Source code for torch_openreml.covariance.scalar_matrix

"""
Scalar covariance matrix.

This module provides a scaled identity covariance matrix with a single
shared variance parameter, for use in linear mixed-effects models.

Classes:
    ScalarMatrix:
        A scaled identity covariance matrix :math:`V = \\sigma^2 I_n`.
"""

from torch_openreml.covariance.matrix import Matrix
from torch_openreml.covariance.transform import TransformExpPow2
import torch



class ScalarMatrix(Matrix):
    r"""
    Scaled identity covariance matrix with a single shared variance parameter.

    .. math::
        \symbf{V} = \sigma^2 \symbf{I}_n

    A single unconstrained scalar parameter is transformed to a positive
    variance via :class:`~torch_openreml.covariance.transform.TransformExpPow2`
    by default and then broadcast across all diagonal entries. This
    structure assumes equal, independent variances across all observations.
    """
  
    def __init__(self, n, param_specs=None):
        """
        Initialize a scaled identity covariance matrix of size ``n x n``.

        Args:
            n (int): Matrix dimension.
            param_specs (dict): Parameter specifications. Keys should be strings
                representing parameter names. Values should be dictionaries
                containing the specification for each parameter. Each specification
                dictionary should contain the keys ``"fixed"``, ``"default"``, and ``"trans"``,
                representing whether the parameter is fixed or free (bool), the
                default value (1D torch.Tensor), and the transform (:class:`~torch_openreml.covariance.transform.Transform`),
                respectively.

        Example:

        .. jupyter-execute::

            import torch
            from torch_openreml.covariance import ScalarMatrix

            mat = ScalarMatrix(3)
            mat

        .. jupyter-execute::

            free_params = torch.tensor([0.5])
            mat(free_params)

        .. jupyter-execute::

            mat.grad(free_params)
        """

        param_specs = param_specs or {
            "sigma^2": {
                "fixed": False,
                "default": torch.tensor([0.0]),
                "trans": TransformExpPow2()
            }
        }
        super().__init__((n, n), param_specs)
        


    def __call__(self, free_params=None):
        if free_params is None:
            free_params = self.free_param_defaults
        sigma2 = self.build_params(free_params)
        device = sigma2.device
        dtype = sigma2.dtype

        i_n = torch.eye(self.shape[0], device=device, dtype=dtype)
        v = sigma2 * i_n
        
        return v




    def manual_grad(self, free_params=None):
        """
        Compute the Jacobian of :meth:`__call__` with respect to trainable
        parameters using a closed-form analytic expression.

• _SET TASKS_
**1)** For each statement below, say whether it agrees with the scalar matrix source code, answering yes or no and quoting the words of the code that decide it. (a) By default, the variance parameter uses the TransformExpPow2 transform. (b) The structure allows different observations to have different variances. (c) When the matrix is called without free parameters, it uses the default free parameters.
**2)** According to the class docstring in the scalar matrix source code, why does the single unconstrained scalar parameter go through TransformExpPow2, and what happens to the result?
The lines after this point have no connection to the scalar matrix source code.

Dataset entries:
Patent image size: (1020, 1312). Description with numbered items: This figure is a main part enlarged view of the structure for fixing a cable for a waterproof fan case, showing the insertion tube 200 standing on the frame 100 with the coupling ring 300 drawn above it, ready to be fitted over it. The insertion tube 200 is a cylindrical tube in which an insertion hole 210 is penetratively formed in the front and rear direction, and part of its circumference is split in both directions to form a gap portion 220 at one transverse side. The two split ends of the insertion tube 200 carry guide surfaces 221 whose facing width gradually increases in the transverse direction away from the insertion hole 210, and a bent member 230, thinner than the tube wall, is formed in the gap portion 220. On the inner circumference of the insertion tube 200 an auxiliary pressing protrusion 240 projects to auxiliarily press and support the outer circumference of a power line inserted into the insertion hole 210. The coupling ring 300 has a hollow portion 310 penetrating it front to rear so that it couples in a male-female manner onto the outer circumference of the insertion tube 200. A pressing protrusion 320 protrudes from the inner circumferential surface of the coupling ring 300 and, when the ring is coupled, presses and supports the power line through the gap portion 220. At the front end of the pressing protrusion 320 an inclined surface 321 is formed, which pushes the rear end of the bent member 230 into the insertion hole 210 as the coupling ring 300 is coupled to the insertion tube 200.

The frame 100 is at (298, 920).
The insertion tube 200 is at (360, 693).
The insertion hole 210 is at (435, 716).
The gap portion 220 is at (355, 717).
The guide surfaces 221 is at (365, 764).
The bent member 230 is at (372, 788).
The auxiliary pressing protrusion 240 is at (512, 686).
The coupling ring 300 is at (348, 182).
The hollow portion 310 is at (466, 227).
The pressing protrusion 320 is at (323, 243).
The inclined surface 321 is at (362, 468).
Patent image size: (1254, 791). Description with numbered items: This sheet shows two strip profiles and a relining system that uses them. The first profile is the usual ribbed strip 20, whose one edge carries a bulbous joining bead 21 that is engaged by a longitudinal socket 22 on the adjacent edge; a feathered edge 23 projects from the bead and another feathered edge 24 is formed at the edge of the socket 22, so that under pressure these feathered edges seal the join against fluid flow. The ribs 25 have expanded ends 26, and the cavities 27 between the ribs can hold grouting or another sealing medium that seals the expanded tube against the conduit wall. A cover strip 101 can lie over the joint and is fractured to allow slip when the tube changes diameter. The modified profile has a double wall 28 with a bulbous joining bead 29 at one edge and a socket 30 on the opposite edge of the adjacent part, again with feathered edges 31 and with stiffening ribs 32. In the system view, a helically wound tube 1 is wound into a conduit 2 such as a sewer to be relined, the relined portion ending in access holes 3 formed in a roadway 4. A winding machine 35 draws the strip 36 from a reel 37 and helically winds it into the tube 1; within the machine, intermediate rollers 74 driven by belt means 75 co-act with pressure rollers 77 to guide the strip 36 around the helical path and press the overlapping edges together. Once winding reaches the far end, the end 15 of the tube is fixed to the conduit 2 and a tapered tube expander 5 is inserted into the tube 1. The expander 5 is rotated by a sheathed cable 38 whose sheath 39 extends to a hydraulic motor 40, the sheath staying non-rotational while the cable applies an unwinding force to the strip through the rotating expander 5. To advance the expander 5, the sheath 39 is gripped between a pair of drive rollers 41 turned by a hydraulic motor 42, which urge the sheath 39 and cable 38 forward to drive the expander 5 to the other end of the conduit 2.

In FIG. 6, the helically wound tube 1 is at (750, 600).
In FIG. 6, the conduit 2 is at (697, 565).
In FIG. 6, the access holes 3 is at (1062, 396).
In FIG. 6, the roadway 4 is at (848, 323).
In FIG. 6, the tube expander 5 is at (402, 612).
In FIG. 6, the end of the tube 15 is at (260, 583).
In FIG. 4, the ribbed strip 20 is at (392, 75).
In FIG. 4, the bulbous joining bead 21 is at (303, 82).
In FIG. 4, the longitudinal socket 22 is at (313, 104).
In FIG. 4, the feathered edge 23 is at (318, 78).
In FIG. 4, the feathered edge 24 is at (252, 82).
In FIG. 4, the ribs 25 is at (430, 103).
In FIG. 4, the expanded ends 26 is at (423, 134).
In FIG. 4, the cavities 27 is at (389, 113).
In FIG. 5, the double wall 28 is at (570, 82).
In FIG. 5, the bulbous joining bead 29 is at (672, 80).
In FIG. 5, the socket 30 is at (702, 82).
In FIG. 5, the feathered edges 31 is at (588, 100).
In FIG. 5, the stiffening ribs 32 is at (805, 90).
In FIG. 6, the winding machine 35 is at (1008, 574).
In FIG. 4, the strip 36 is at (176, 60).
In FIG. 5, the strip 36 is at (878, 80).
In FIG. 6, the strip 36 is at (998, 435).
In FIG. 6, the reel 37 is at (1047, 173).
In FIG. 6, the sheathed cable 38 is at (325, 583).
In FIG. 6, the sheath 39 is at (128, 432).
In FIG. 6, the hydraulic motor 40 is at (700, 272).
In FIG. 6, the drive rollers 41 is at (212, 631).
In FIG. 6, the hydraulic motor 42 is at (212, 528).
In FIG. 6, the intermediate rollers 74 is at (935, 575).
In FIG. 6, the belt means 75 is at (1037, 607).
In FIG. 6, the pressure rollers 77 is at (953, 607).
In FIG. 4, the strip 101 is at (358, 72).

• _ANSWERS BELOW_
**1)**
(a) Yes: "\"trans\": TransformExpPow2()"
(b) No: "This structure assumes equal, independent variances across all observations."
(c) Yes: "free_params = self.free_param_defaults"

**2)** The transform turns the unconstrained scalar parameter into a positive variance. That variance is then broadcast across all diagonal entries of the matrix.